*Trecho fornecido*.
· · ·

O cantor ainda falou do trabalho junto ao mestre Rafa dentro da obra. “Em alguns ensaios técnicos na avenida a bateria vai dar uma cadenciada. Esse samba não pede correria, é mais autêntico. Ao estilo anos 80 e 90. Ele vai aplicar um estilo mais cadenciado e eu acho que nem pode correr, porque senão vai perder beleza melódica”, completou.

O diretor de bateria da escola, mestre Rafa, afirmou que vai fazer de tudo para o samba crescer e tornar um dos melhores do carnaval paulistano. “O samba não é nem céu e nem terra. Como é mais antigo e com uma pegada mais para trás, nós colocamos ele um pouco mais pra frente e com a velha ousadia que a ‘Bateria com Identidade’ traz. Bossas e breques mais do que nunca. A cada ano que passa a gente vai colocando mais coisas e esse ano não vai ser diferente. Creio que a gente já deu uma identidade pro samba crescer. Eu acredito que com o trabalho da ala musical e bateria, vamos fazer esse samba crescer muito e modéstia à parte, com todo respeito às coirmãs, vai ser um dos melhores do carnaval de São Paulo”, disse.

· · ·

*Tarefas*.
1. Liste todos os nomes próprios que aparecem no texto sobre o samba, sem repetir nenhum.
2. Segundo o texto sobre o samba, a que décadas o cantor associa o estilo desse samba?
3. Por favor, escreva a continuação do texto sobre o samba a partir da última frase dele.

*Linhas de dados*.
· · ·

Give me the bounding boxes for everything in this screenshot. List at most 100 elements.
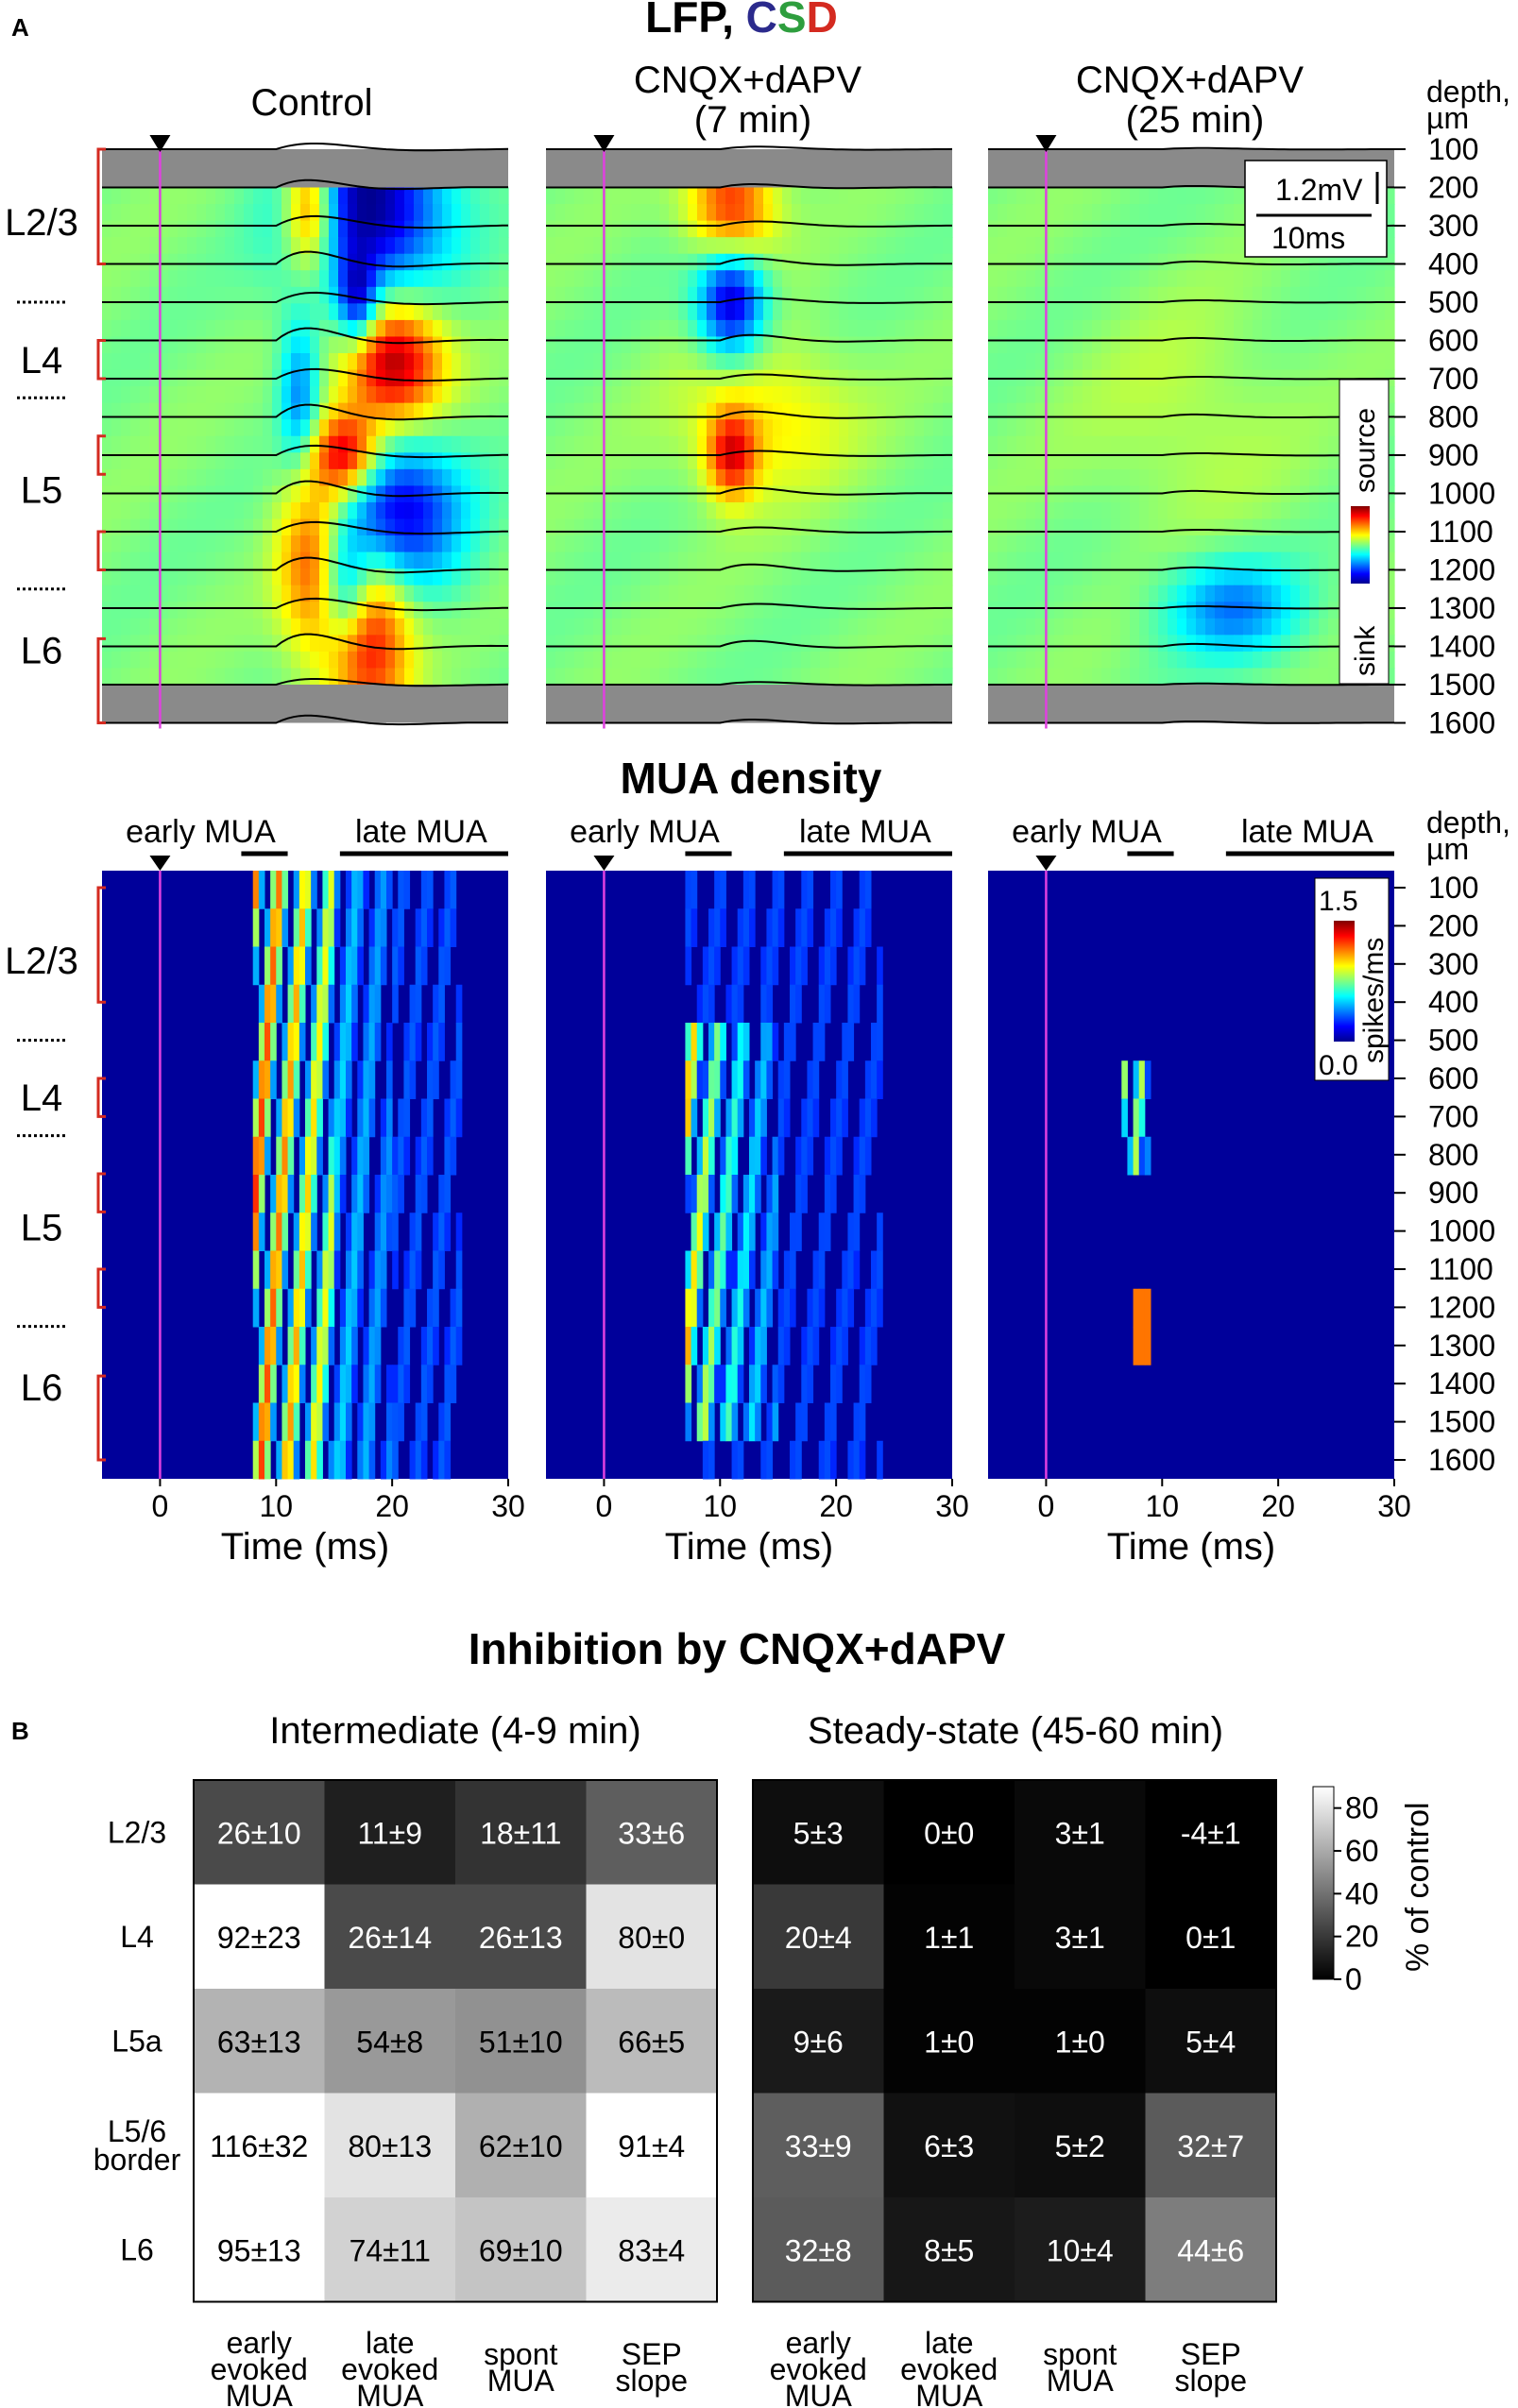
csd-cell bbox=[111, 535, 122, 553]
csd-cell bbox=[829, 468, 840, 486]
csd-cell bbox=[584, 618, 594, 636]
csd-cell bbox=[178, 568, 188, 586]
csd-cell bbox=[206, 435, 216, 453]
csd-cell bbox=[196, 204, 207, 222]
csd-cell bbox=[1262, 668, 1272, 686]
csd-cell bbox=[1045, 237, 1055, 255]
csd-cell bbox=[603, 452, 613, 470]
csd-cell bbox=[678, 535, 689, 553]
csd-cell bbox=[839, 635, 849, 653]
csd-cell bbox=[988, 535, 998, 553]
csd-cell bbox=[130, 602, 141, 619]
csd-cell bbox=[338, 419, 349, 437]
mua-colorbar-unit: spikes/ms bbox=[1358, 938, 1390, 1063]
csd-cell bbox=[1149, 568, 1159, 586]
mua-cell bbox=[755, 1402, 761, 1442]
csd-cell bbox=[149, 635, 160, 653]
csd-cell bbox=[1319, 651, 1329, 670]
csd-gray-band-top bbox=[102, 149, 508, 188]
csd-cell bbox=[414, 187, 424, 205]
csd-cell bbox=[1215, 435, 1225, 453]
mua-cell bbox=[368, 1250, 376, 1290]
inhibition-cell bbox=[455, 2093, 587, 2198]
csd-cell bbox=[763, 237, 774, 255]
csd-cell bbox=[574, 618, 585, 636]
csd-cell bbox=[584, 568, 594, 586]
mua-cell bbox=[298, 1023, 306, 1061]
csd-cell bbox=[130, 585, 141, 602]
csd-cell bbox=[433, 336, 443, 354]
csd-cell bbox=[603, 386, 613, 404]
csd-cell bbox=[310, 237, 320, 255]
csd-cell bbox=[1130, 402, 1140, 420]
csd-cell bbox=[1205, 501, 1216, 520]
csd-cell bbox=[1007, 303, 1017, 321]
csd-cell bbox=[584, 651, 594, 670]
csd-cell bbox=[272, 668, 282, 686]
csd-cell bbox=[716, 319, 726, 338]
csd-cell bbox=[1130, 303, 1140, 321]
csd-cell bbox=[187, 585, 197, 602]
mua-cell bbox=[339, 1136, 347, 1176]
csd-cell bbox=[555, 535, 566, 553]
mua-cell bbox=[339, 1440, 347, 1480]
csd-cell bbox=[1271, 585, 1282, 602]
inhibition-cell bbox=[324, 1989, 456, 2094]
csd-cell bbox=[178, 535, 188, 553]
csd-cell bbox=[716, 386, 726, 404]
csd-cell bbox=[168, 253, 179, 271]
csd-cell bbox=[1007, 618, 1017, 636]
csd-cell bbox=[111, 353, 122, 371]
csd-cell bbox=[848, 568, 859, 586]
csd-cell bbox=[1243, 535, 1254, 553]
csd-cell bbox=[1309, 303, 1320, 321]
csd-cell bbox=[376, 303, 386, 321]
csd-cell bbox=[1168, 419, 1178, 437]
mua-cell bbox=[374, 1327, 382, 1365]
mua-cell bbox=[311, 1060, 317, 1099]
csd-cell bbox=[329, 635, 339, 653]
lfp-depth-tick-label: 1500 bbox=[1428, 668, 1495, 702]
mua-cell bbox=[438, 1023, 445, 1061]
csd-cell bbox=[1035, 286, 1046, 304]
csd-cell bbox=[1234, 187, 1244, 205]
csd-cell bbox=[1149, 635, 1159, 653]
csd-cell bbox=[1177, 419, 1187, 437]
csd-cell bbox=[867, 204, 878, 222]
csd-cell bbox=[640, 336, 651, 354]
csd-cell bbox=[281, 468, 292, 486]
csd-cell bbox=[877, 668, 887, 686]
mua-cell bbox=[731, 1060, 739, 1099]
csd-cell bbox=[1016, 353, 1027, 371]
mua-cell bbox=[276, 1098, 282, 1138]
csd-cell bbox=[716, 353, 726, 371]
csd-cell bbox=[1196, 336, 1206, 354]
csd-cell bbox=[829, 618, 840, 636]
mua-cell bbox=[298, 1288, 306, 1328]
mua-cell bbox=[420, 1402, 428, 1442]
csd-cell bbox=[310, 402, 320, 420]
csd-cell bbox=[1168, 319, 1178, 338]
csd-cell bbox=[631, 501, 641, 520]
csd-cell bbox=[1016, 535, 1027, 553]
csd-cell bbox=[792, 270, 802, 288]
csd-cell bbox=[1016, 618, 1027, 636]
csd-cell bbox=[622, 435, 632, 453]
csd-cell bbox=[820, 535, 830, 553]
csd-cell bbox=[612, 452, 623, 470]
mua-cell bbox=[346, 871, 352, 909]
csd-cell bbox=[357, 353, 367, 371]
mua-cell bbox=[420, 1175, 428, 1213]
csd-cell bbox=[933, 336, 944, 354]
csd-cell bbox=[716, 618, 726, 636]
csd-cell bbox=[650, 286, 660, 304]
csd-cell bbox=[1234, 551, 1244, 569]
lfp-trace bbox=[988, 299, 1395, 304]
mua-depth-tick-label: 300 bbox=[1428, 947, 1478, 981]
csd-cell bbox=[988, 419, 998, 437]
csd-cell bbox=[810, 204, 821, 222]
csd-cell bbox=[603, 286, 613, 304]
csd-cell bbox=[1064, 518, 1074, 536]
csd-cell bbox=[1092, 319, 1102, 338]
csd-cell bbox=[1139, 353, 1150, 371]
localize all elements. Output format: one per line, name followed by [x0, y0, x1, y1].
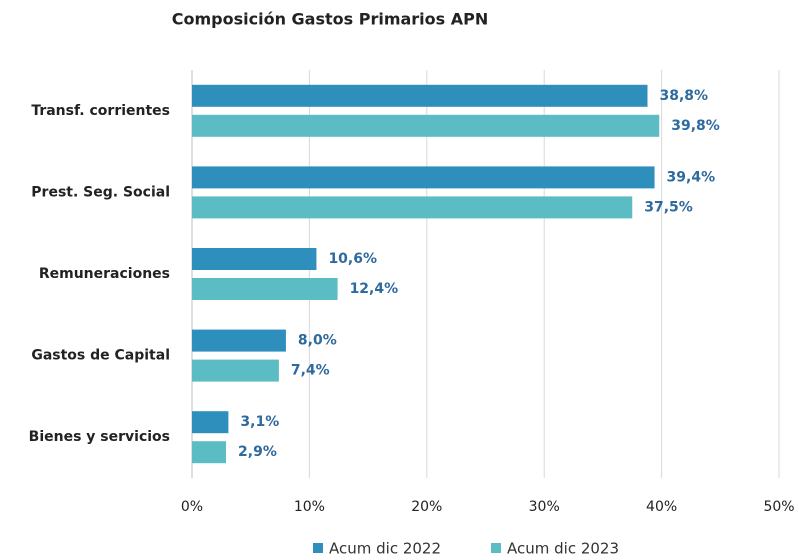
bar	[192, 84, 648, 107]
y-tick-label: Remuneraciones	[39, 266, 170, 282]
data-label: 37,5%	[644, 199, 693, 215]
x-tick-label: 0%	[181, 499, 203, 515]
data-label: 3,1%	[240, 414, 279, 430]
data-label: 39,4%	[667, 169, 716, 185]
x-tick-label: 50%	[763, 499, 794, 515]
x-tick-label: 20%	[411, 499, 442, 515]
legend-swatch	[491, 543, 501, 553]
bar	[192, 114, 660, 137]
bar	[192, 248, 317, 270]
y-tick-label: Bienes y servicios	[29, 429, 170, 445]
bar	[192, 196, 633, 219]
legend-swatch	[313, 543, 323, 553]
bar	[192, 278, 338, 300]
y-tick-label: Gastos de Capital	[31, 348, 170, 364]
bar	[192, 441, 227, 464]
legend-label: Acum dic 2022	[329, 540, 441, 558]
y-tick-label: Prest. Seg. Social	[31, 184, 170, 200]
data-label: 7,4%	[291, 363, 330, 379]
x-tick-label: 10%	[294, 499, 325, 515]
chart-title: Composición Gastos Primarios APN	[172, 10, 489, 29]
x-tick-label: 30%	[529, 499, 560, 515]
data-label: 8,0%	[298, 333, 337, 349]
bar	[192, 166, 655, 189]
data-label: 10,6%	[328, 251, 377, 267]
data-label: 38,8%	[660, 88, 709, 104]
bar	[192, 359, 279, 382]
bar	[192, 411, 229, 434]
legend-label: Acum dic 2023	[507, 540, 619, 558]
x-tick-label: 40%	[646, 499, 677, 515]
data-label: 2,9%	[238, 444, 277, 460]
data-label: 39,8%	[671, 118, 720, 134]
bar	[192, 329, 286, 352]
y-tick-label: Transf. corrientes	[31, 103, 170, 119]
data-label: 12,4%	[350, 281, 399, 297]
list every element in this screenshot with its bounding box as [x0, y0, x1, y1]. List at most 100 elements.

· · ·

*Respostas finais*.
1. Rafa; Bateria com Identidade; São Paulo

2. Aos anos 80 e 90.

3.
mestre rafa rosas

A ‘Bateria com Identidade’ é uma das mais completas do carnaval paulistano. Faz tudo o que se pede para atingir a nota máxima, como abusar da criatividade. Mesmo com uma obra antiga, mestre Rafa prometeu ainda aprimorar essa ‘ousadia’ que a batucada tem. “São quatro bossas e dois arranjos. A gente nunca veio com quatro bossas. A gente tem uma convenção diferente no meio do samba. O povo do carnaval vai poder conferir. A gente deu uma transformada no samba. Eu não sei se é pro bem ou pro mal. A gente só vai saber quando abrir as notas, mas tenho certeza que pelo menos para as pessoas ouvirem é legal, porque o público gosta disso. A ‘Bateria com Identidade’ criou essa característica com o público e a cada dia que passa é mais esperado por conta da ousadia. Com certeza a gente vai dar um show lá. Para você ter ideia a bossa é o samba todo. Vai da cabeça até o fim. Já temos mais de 200 compassos de bossas”, contou.